* Problem requirements:
Find all lines in the listing that include the word "country", then copy them.

* Entries supplied:
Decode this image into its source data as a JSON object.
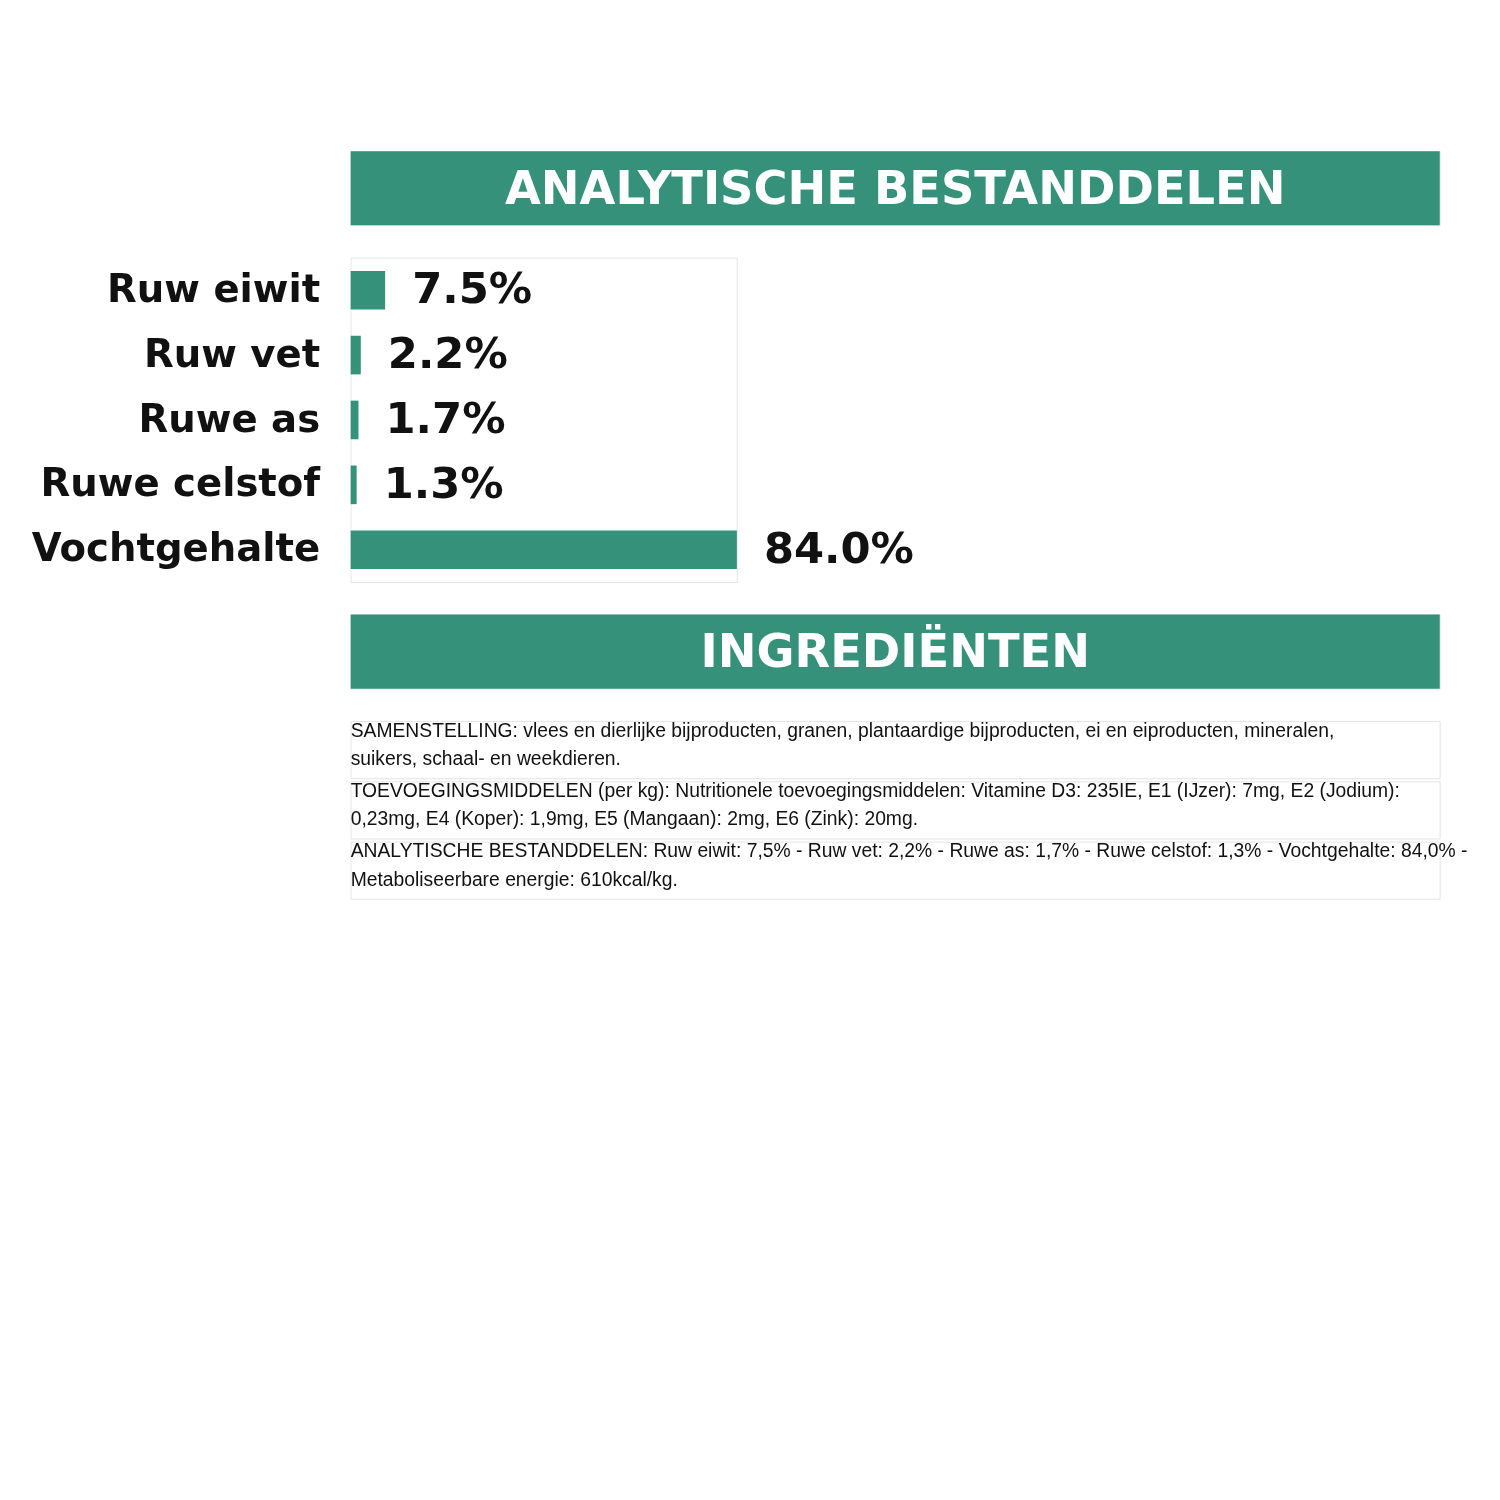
{
  "chart_data": {
    "type": "bar",
    "orientation": "horizontal",
    "title": "ANALYTISCHE BESTANDDELEN",
    "color": "#35917a",
    "categories": [
      "Ruw eiwit",
      "Ruw vet",
      "Ruwe as",
      "Ruwe celstof",
      "Vochtgehalte"
    ],
    "values": [
      7.5,
      2.2,
      1.7,
      1.3,
      84.0
    ],
    "value_labels": [
      "7.5%",
      "2.2%",
      "1.7%",
      "1.3%",
      "84.0%"
    ],
    "annotations": [
      "INGREDIËNTEN",
      "SAMENSTELLING: vlees en dierlijke bijproducten, granen, plantaardige bijproducten, ei en eiproducten, mineralen, suikers, schaal- en weekdieren.",
      "TOEVOEGINGSMIDDELEN (per kg): Nutritionele toevoegingsmiddelen: Vitamine D3: 235IE, E1 (IJzer): 7mg, E2 (Jodium): 0,23mg, E4 (Koper): 1,9mg, E5 (Mangaan): 2mg, E6 (Zink): 20mg.",
      "ANALYTISCHE BESTANDDELEN: Ruw eiwit: 7,5% - Ruw vet: 2,2% - Ruwe as: 1,7% - Ruwe celstof: 1,3% - Vochtgehalte: 84,0% - Metaboliseerbare energie: 610kcal/kg."
    ]
  }
}
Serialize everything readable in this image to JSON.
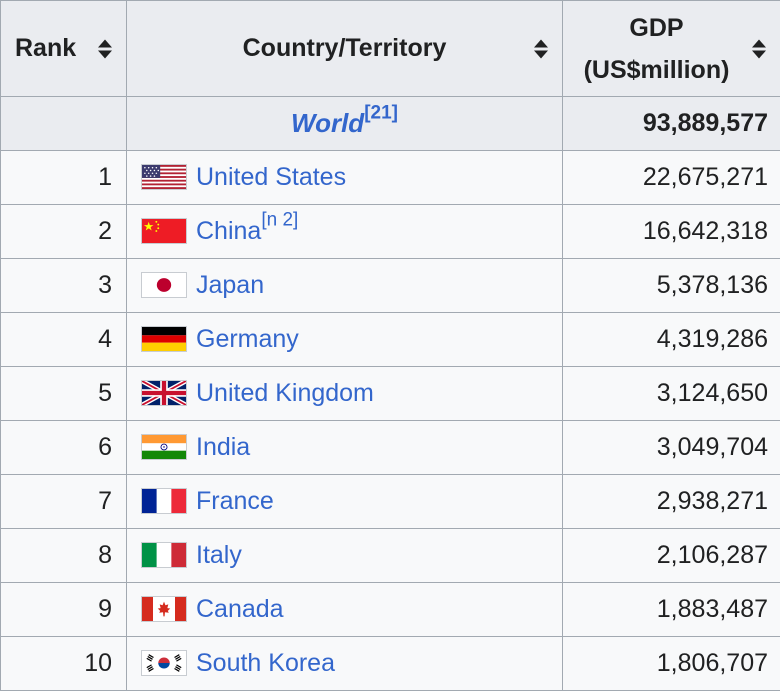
{
  "headers": {
    "rank": "Rank",
    "country": "Country/Territory",
    "gdp_line1": "GDP",
    "gdp_line2": "(US$million)"
  },
  "world": {
    "name": "World",
    "ref": "[21]",
    "gdp": "93,889,577"
  },
  "rows": [
    {
      "rank": "1",
      "country": "United States",
      "ref": "",
      "gdp": "22,675,271",
      "flag": "us-flag-icon"
    },
    {
      "rank": "2",
      "country": "China",
      "ref": "[n 2]",
      "gdp": "16,642,318",
      "flag": "china-flag-icon"
    },
    {
      "rank": "3",
      "country": "Japan",
      "ref": "",
      "gdp": "5,378,136",
      "flag": "japan-flag-icon"
    },
    {
      "rank": "4",
      "country": "Germany",
      "ref": "",
      "gdp": "4,319,286",
      "flag": "germany-flag-icon"
    },
    {
      "rank": "5",
      "country": "United Kingdom",
      "ref": "",
      "gdp": "3,124,650",
      "flag": "uk-flag-icon"
    },
    {
      "rank": "6",
      "country": "India",
      "ref": "",
      "gdp": "3,049,704",
      "flag": "india-flag-icon"
    },
    {
      "rank": "7",
      "country": "France",
      "ref": "",
      "gdp": "2,938,271",
      "flag": "france-flag-icon"
    },
    {
      "rank": "8",
      "country": "Italy",
      "ref": "",
      "gdp": "2,106,287",
      "flag": "italy-flag-icon"
    },
    {
      "rank": "9",
      "country": "Canada",
      "ref": "",
      "gdp": "1,883,487",
      "flag": "canada-flag-icon"
    },
    {
      "rank": "10",
      "country": "South Korea",
      "ref": "",
      "gdp": "1,806,707",
      "flag": "south-korea-flag-icon"
    }
  ],
  "colors": {
    "link": "#3366cc",
    "header_bg": "#eaecf0",
    "border": "#a2a9b1"
  }
}
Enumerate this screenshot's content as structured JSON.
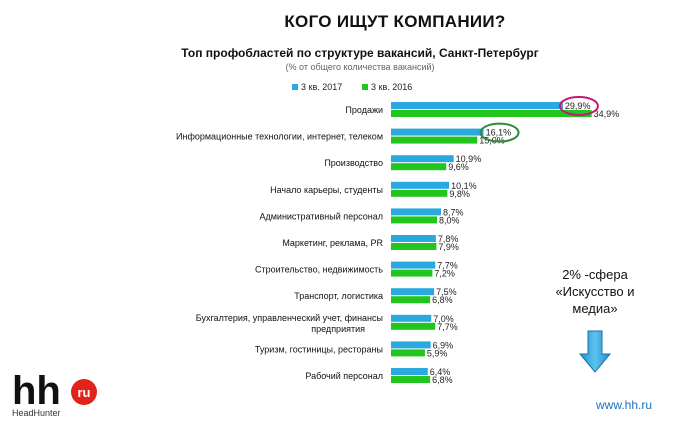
{
  "page_title": "КОГО ИЩУТ КОМПАНИИ?",
  "chart_data": {
    "type": "bar",
    "orientation": "horizontal",
    "title": "Топ профобластей по структуре вакансий, Санкт-Петербург",
    "subtitle": "(% от общего количества вакансий)",
    "legend_position": "top-left",
    "categories": [
      "Продажи",
      "Информационные технологии, интернет, телеком",
      "Производство",
      "Начало карьеры, студенты",
      "Административный персонал",
      "Маркетинг, реклама, PR",
      "Строительство, недвижимость",
      "Транспорт, логистика",
      "Бухгалтерия, управленческий учет, финансы предприятия",
      "Туризм, гостиницы, рестораны",
      "Рабочий персонал"
    ],
    "series": [
      {
        "name": "3 кв. 2017",
        "color": "#2aa9e0",
        "values": [
          29.9,
          16.1,
          10.9,
          10.1,
          8.7,
          7.8,
          7.7,
          7.5,
          7.0,
          6.9,
          6.4
        ],
        "labels": [
          "29,9%",
          "16,1%",
          "10,9%",
          "10,1%",
          "8,7%",
          "7,8%",
          "7,7%",
          "7,5%",
          "7,0%",
          "6,9%",
          "6,4%"
        ]
      },
      {
        "name": "3 кв. 2016",
        "color": "#22c41e",
        "values": [
          34.9,
          15.0,
          9.6,
          9.8,
          8.0,
          7.9,
          7.2,
          6.8,
          7.7,
          5.9,
          6.8
        ],
        "labels": [
          "34,9%",
          "15,0%",
          "9,6%",
          "9,8%",
          "8,0%",
          "7,9%",
          "7,2%",
          "6,8%",
          "7,7%",
          "5,9%",
          "6,8%"
        ]
      }
    ],
    "highlights": [
      {
        "category_index": 0,
        "series_index": 0,
        "color": "#c2187a"
      },
      {
        "category_index": 1,
        "series_index": 0,
        "color": "#2e8b3a"
      }
    ]
  },
  "note": {
    "line1": "2%  -сфера",
    "line2": "«Искусство и",
    "line3": "медиа»"
  },
  "logo": {
    "text": "hh",
    "badge": "ru",
    "subtext": "HeadHunter"
  },
  "website": "www.hh.ru"
}
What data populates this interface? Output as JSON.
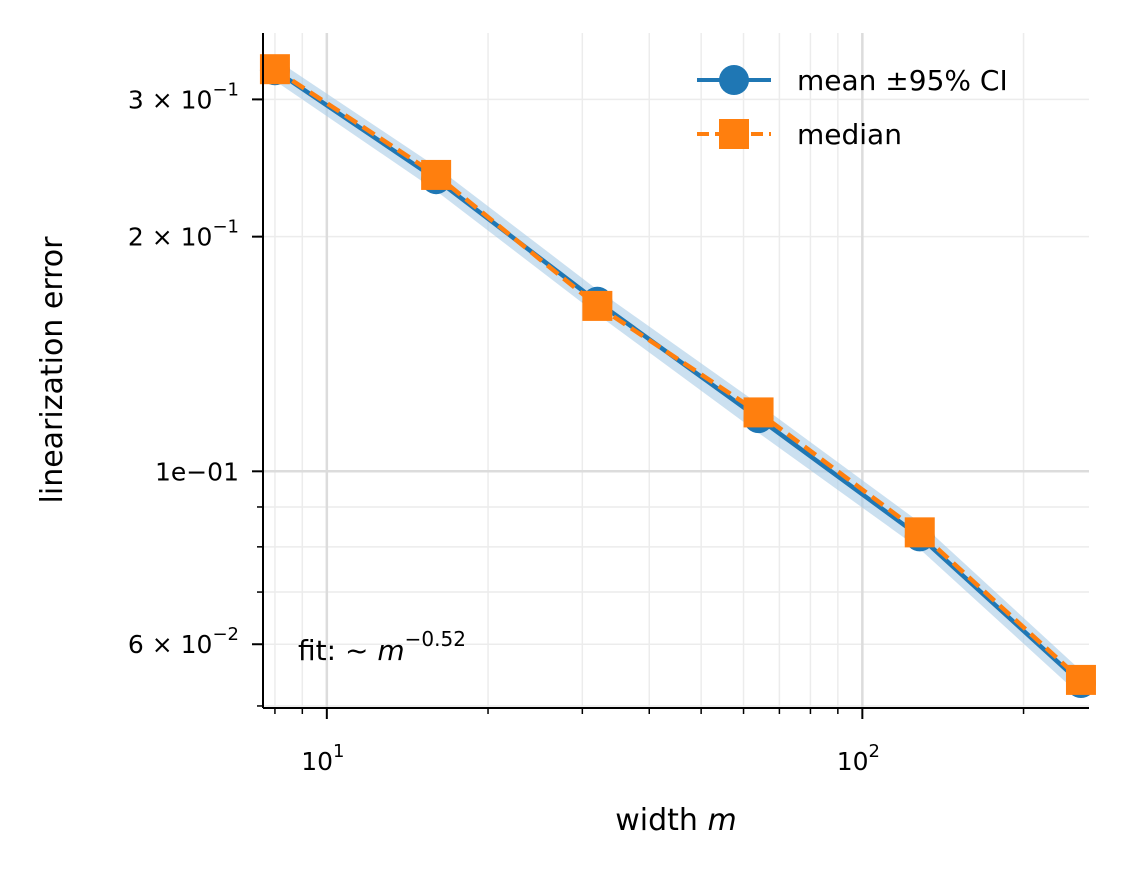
{
  "chart_data": {
    "type": "line",
    "xscale": "log",
    "yscale": "log",
    "xlim": [
      7.6,
      265
    ],
    "ylim": [
      0.0497,
      0.365
    ],
    "xlabel": "width",
    "xlabel_var": "m",
    "ylabel": "linearization error",
    "grid": true,
    "legend_position": "upper-right",
    "x": [
      8,
      16,
      32,
      64,
      128,
      256
    ],
    "series": [
      {
        "name": "mean ±95% CI",
        "color": "#1f77b4",
        "marker": "circle",
        "line": "solid",
        "values": [
          0.327,
          0.237,
          0.165,
          0.117,
          0.0825,
          0.0535
        ],
        "ci_lower": [
          0.317,
          0.229,
          0.159,
          0.112,
          0.0795,
          0.0515
        ],
        "ci_upper": [
          0.338,
          0.246,
          0.171,
          0.122,
          0.086,
          0.0555
        ],
        "ci_color": "#a8cce6"
      },
      {
        "name": "median",
        "color": "#ff7f0e",
        "marker": "square",
        "line": "dashed",
        "values": [
          0.328,
          0.24,
          0.163,
          0.119,
          0.0835,
          0.054
        ]
      }
    ],
    "x_ticks": [
      {
        "value": 10,
        "base": "10",
        "exp": "1"
      },
      {
        "value": 100,
        "base": "10",
        "exp": "2"
      }
    ],
    "y_ticks": [
      {
        "value": 0.3,
        "mant": "3",
        "base": "× 10",
        "exp": "−1"
      },
      {
        "value": 0.2,
        "mant": "2",
        "base": "× 10",
        "exp": "−1"
      },
      {
        "value": 0.1,
        "text": "1e−01"
      },
      {
        "value": 0.06,
        "mant": "6",
        "base": "× 10",
        "exp": "−2"
      }
    ],
    "annotation": {
      "prefix": "fit:",
      "tilde": "~",
      "var": "m",
      "exp": "−0.52"
    }
  }
}
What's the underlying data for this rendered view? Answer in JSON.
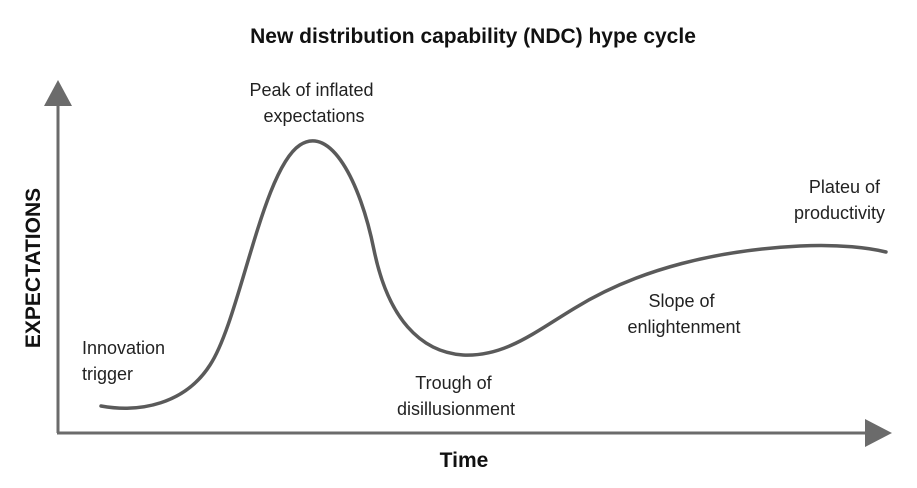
{
  "diagram": {
    "title": "New distribution capability (NDC) hype cycle",
    "y_axis_label": "EXPECTATIONS",
    "x_axis_label": "Time",
    "colors": {
      "axis": "#6b6b6b",
      "curve": "#5a5a5a",
      "text": "#111111"
    },
    "phases": {
      "innovation_trigger": [
        "Innovation",
        "trigger"
      ],
      "peak": [
        "Peak of inflated",
        "expectations"
      ],
      "trough": [
        "Trough of",
        "disillusionment"
      ],
      "slope": [
        "Slope of",
        "enlightenment"
      ],
      "plateau": [
        "Plateu of",
        "productivity"
      ]
    }
  }
}
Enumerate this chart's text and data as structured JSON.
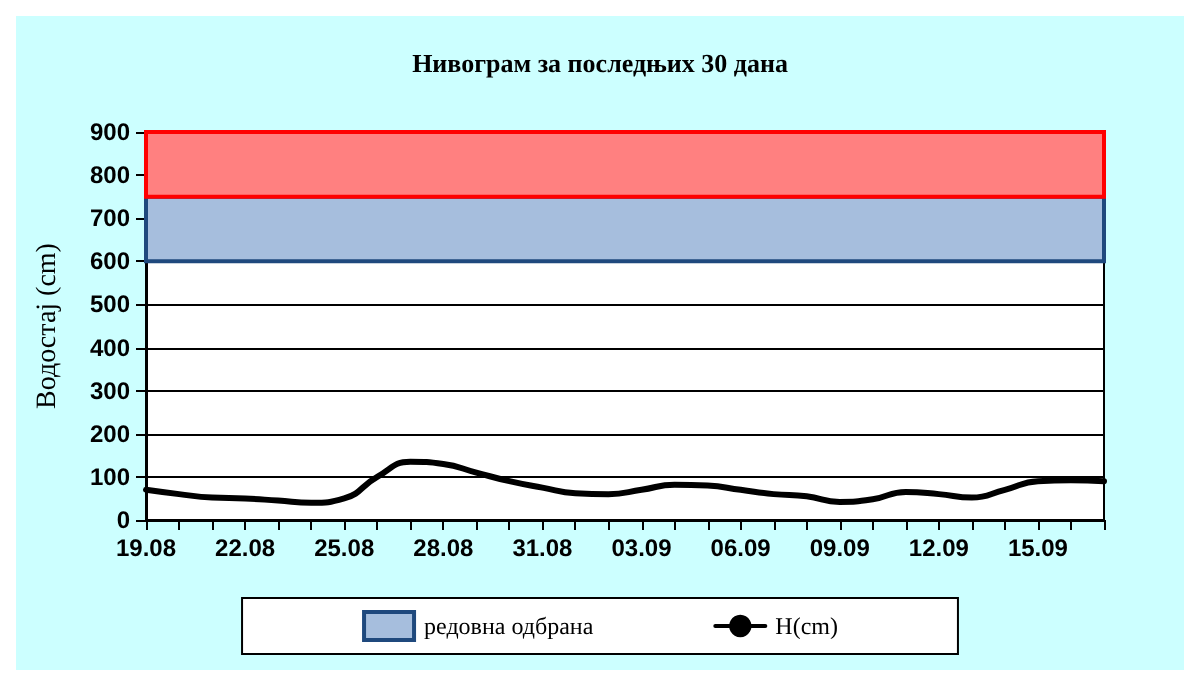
{
  "chart_data": {
    "type": "line",
    "title": "Нивограм за последњих 30 дана",
    "ylabel": "Водостај (cm)",
    "categories": [
      "19.08",
      null,
      null,
      "22.08",
      null,
      null,
      "25.08",
      null,
      null,
      "28.08",
      null,
      null,
      "31.08",
      null,
      null,
      "03.09",
      null,
      null,
      "06.09",
      null,
      null,
      "09.09",
      null,
      null,
      "12.09",
      null,
      null,
      "15.09",
      null,
      null
    ],
    "series": [
      {
        "name": "H(cm)",
        "color": "#000000",
        "values": [
          70,
          60,
          52,
          50,
          45,
          40,
          50,
          100,
          135,
          130,
          110,
          90,
          75,
          62,
          60,
          70,
          82,
          80,
          70,
          60,
          55,
          42,
          48,
          65,
          60,
          52,
          70,
          90,
          92,
          90
        ]
      }
    ],
    "ylim": [
      0,
      900
    ],
    "yticks": [
      0,
      100,
      200,
      300,
      400,
      500,
      600,
      700,
      800,
      900
    ],
    "grid": "y",
    "legend": "bottom",
    "marker": "none",
    "line_style": "solid",
    "bands": [
      {
        "axis": "y",
        "from": 600,
        "to": 750,
        "label": "редовна одбрана",
        "color": "#a6bedd"
      },
      {
        "axis": "y",
        "from": 750,
        "to": 900,
        "color": "#ff8080"
      }
    ]
  }
}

* Result for this exercise:
    "country": "Country/Territory",
      "country": "United States",
      "country": "China",
      "country": "Japan",
      "country": "Germany",
      "country": "United Kingdom",
      "country": "India",
      "country": "France",
      "country": "Italy",
      "country": "Canada",
      "country": "South Korea",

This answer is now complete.